:: SOURCE TEXT ::
+++
In central California, five different non-attainment areas for the 24-hr PM2.5 standard have recently been designated by the US EPA, including the San Francisco Bay Area (SFBA). As a result, the Bay Area Air Quality Management District (BAAQMD) is required to develop a State Implementation Plan (SIP) tentatively scheduled for 2013. The SIP development process will largely be guided by results obtained from current scientific studies. They include the analysis of ambient measurements, emissions inventory development and air quality modeling.
Nearly all SFBA exceedances of the daily NAAQS occur during the winter season (November-February). Episodes usually develop under: stable atmospheric conditions inhibiting vertical dispersion; clear and sunny skies favoring enhanced secondary PM2.5 formation; and pronounced overnight drainage (downslope) flows off the Central Valley rims, causing low-level air in the Central Valley to empty through the Delta and into the SFBA along its eastern boundary. Atmospheric transitions of aloft weather systems profoundly influence the surface winds that determine PM2.5 levels. Surface conditions stagnate when an aloft high pressure system moves over Central California. Persisting high pressure conditions allow PM2.5 to accumulate to the exceedance level in the SFBA, typically after 2-4 days.
This abstract is Part II of a two-part series presenting preliminary PM2.5 modeling. Part I (Rogers et al., 2010) describes meteorological modeling using the Weather Research and Forecasting (WRF) model. Part II describes the emissions inventory development and air quality modeling using the Community Multiscale Air Quality (CMAQ) model.
Central California is a large mountain-valley area with complex terrain, airflow features and air quality patterns. The air quality modeling domain is likewise large. In addition to the SFBA, the domain includes the entire Central Valley (CV) comprising the Sacramento Valley (SV) to the north and the San Joaquin Valley (SJV) to the south. Outlying areas within the modeling domain include areas over the Pacific Ocean, coastal locations along the Coast Range, and the inland Sierra Nevada.
+++
:: DATA PROVIDED ::
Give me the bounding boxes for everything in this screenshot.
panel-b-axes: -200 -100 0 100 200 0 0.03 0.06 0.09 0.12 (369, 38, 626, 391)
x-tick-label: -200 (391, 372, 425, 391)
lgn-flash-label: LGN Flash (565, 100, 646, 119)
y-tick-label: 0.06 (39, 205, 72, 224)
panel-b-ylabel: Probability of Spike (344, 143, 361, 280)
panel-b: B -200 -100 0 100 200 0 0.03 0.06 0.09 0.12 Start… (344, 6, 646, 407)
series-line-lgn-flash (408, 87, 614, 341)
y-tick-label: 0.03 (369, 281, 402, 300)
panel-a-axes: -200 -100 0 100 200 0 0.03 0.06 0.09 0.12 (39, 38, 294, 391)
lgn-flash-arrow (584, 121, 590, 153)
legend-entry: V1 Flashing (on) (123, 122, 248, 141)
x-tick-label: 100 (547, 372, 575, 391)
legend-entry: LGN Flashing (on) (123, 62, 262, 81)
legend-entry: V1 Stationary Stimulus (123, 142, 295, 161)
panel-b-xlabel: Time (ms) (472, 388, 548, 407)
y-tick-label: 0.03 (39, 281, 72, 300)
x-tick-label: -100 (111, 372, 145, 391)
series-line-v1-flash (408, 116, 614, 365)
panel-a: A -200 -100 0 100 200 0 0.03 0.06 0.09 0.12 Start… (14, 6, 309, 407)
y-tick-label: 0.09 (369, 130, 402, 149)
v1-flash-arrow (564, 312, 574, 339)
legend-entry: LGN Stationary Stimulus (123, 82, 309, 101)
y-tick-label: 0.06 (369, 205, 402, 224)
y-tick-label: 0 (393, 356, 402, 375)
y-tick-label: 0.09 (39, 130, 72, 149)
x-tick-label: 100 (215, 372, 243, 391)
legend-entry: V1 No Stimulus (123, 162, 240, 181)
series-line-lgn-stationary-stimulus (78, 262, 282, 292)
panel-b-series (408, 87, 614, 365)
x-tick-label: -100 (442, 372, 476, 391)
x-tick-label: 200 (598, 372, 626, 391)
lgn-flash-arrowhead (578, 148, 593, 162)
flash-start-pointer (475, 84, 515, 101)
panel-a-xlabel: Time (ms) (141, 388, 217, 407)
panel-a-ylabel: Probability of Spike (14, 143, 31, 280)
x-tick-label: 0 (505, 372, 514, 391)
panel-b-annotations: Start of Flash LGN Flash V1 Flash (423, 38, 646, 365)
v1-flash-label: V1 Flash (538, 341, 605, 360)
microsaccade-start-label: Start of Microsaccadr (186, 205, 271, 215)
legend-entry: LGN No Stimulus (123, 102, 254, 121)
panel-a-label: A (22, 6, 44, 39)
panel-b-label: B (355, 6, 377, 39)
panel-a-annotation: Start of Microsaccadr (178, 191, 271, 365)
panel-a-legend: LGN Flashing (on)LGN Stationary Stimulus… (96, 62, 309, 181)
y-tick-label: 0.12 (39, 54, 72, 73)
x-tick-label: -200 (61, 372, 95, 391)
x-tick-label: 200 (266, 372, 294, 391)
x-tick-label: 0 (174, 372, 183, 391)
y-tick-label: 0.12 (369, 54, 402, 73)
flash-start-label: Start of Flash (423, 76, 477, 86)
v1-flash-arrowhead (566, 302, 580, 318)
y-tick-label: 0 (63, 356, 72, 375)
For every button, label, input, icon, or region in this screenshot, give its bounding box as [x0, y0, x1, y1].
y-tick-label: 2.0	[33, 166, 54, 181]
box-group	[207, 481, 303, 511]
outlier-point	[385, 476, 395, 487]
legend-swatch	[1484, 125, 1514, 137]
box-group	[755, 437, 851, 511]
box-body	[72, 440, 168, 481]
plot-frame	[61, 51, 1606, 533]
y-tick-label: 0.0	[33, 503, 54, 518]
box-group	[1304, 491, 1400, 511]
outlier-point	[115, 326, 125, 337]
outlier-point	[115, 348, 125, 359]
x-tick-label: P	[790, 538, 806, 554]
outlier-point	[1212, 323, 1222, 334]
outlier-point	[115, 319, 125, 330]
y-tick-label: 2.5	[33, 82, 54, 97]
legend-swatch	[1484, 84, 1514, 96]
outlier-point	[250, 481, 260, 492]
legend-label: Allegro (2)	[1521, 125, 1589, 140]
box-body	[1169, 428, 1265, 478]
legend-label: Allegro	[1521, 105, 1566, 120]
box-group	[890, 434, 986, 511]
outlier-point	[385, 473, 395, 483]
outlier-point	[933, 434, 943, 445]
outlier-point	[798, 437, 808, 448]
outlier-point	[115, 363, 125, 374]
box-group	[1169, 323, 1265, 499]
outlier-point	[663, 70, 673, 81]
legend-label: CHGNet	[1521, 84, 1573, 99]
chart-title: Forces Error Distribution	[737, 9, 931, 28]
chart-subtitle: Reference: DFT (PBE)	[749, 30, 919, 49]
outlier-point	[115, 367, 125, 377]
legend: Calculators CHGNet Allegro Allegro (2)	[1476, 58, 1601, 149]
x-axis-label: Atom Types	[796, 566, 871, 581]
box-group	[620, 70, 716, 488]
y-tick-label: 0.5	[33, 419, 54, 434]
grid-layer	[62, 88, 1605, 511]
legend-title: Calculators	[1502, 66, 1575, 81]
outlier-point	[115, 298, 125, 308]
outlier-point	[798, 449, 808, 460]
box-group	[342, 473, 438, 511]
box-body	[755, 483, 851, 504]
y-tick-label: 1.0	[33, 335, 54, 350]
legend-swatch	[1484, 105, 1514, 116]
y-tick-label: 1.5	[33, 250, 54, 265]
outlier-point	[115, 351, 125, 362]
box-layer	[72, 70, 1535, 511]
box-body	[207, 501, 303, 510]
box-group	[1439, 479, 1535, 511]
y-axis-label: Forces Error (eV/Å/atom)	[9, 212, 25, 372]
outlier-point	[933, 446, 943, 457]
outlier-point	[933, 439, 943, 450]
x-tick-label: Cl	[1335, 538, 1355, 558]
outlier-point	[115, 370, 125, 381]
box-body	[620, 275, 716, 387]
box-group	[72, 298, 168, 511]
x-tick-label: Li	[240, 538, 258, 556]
+++
:: GOAL OF THE EXERCISE ::
Extend the PM2.5 modeling text, picking up right after its final sentence. The rows come from a separate source unrelated to the PM2.5 modeling text.

:: RESPONSE TO THE EXERCISE ::
The BAAQMD has conducted preliminary winter-season PM2.5 photochemical modeling. Dates 1 December through 31 January were simulated for 2000-01, for 62 total days. Meteorological fields were prepared using WRF. Emissions were prepared mostly from an annual inventory for year 2000 supplied by the California Air Resources Board (ARB). The SFBA portion of this inventory was replaced by the BAAQMD planning inventory that was augmented by Sonoma Technology, Inc. to reflect regional data. Emissions were adjusted for the winter season and respective years, the latter using ARB Almanac Emission Projection Data. They were gridded using the Models-3 SMOKE Modeling System. The meteorological fields and emissions inventory were used as inputs to the Models-3 Community Multiscale Air Quality (CMAQ) model. CMAQ was implemented using the SAPRC99 chemical mechanism, the Models-3 AE3 aerosol module, and the RADM aqueous-phase chemistry model. Initial and boundary conditions for CMAQ were obtained from specialized measurements obtained during the California Regional Particulate Air Quality Study (CRPAQS) conducted over 1999-2001. The horizontal grid resolutions of CMAQ and emissions inputs were 4 km, matching the grid resolution of the inner most domain of the WRF model. There were 20 vertical layers in CMAQ. The bottom layer was approximately 20 m thick.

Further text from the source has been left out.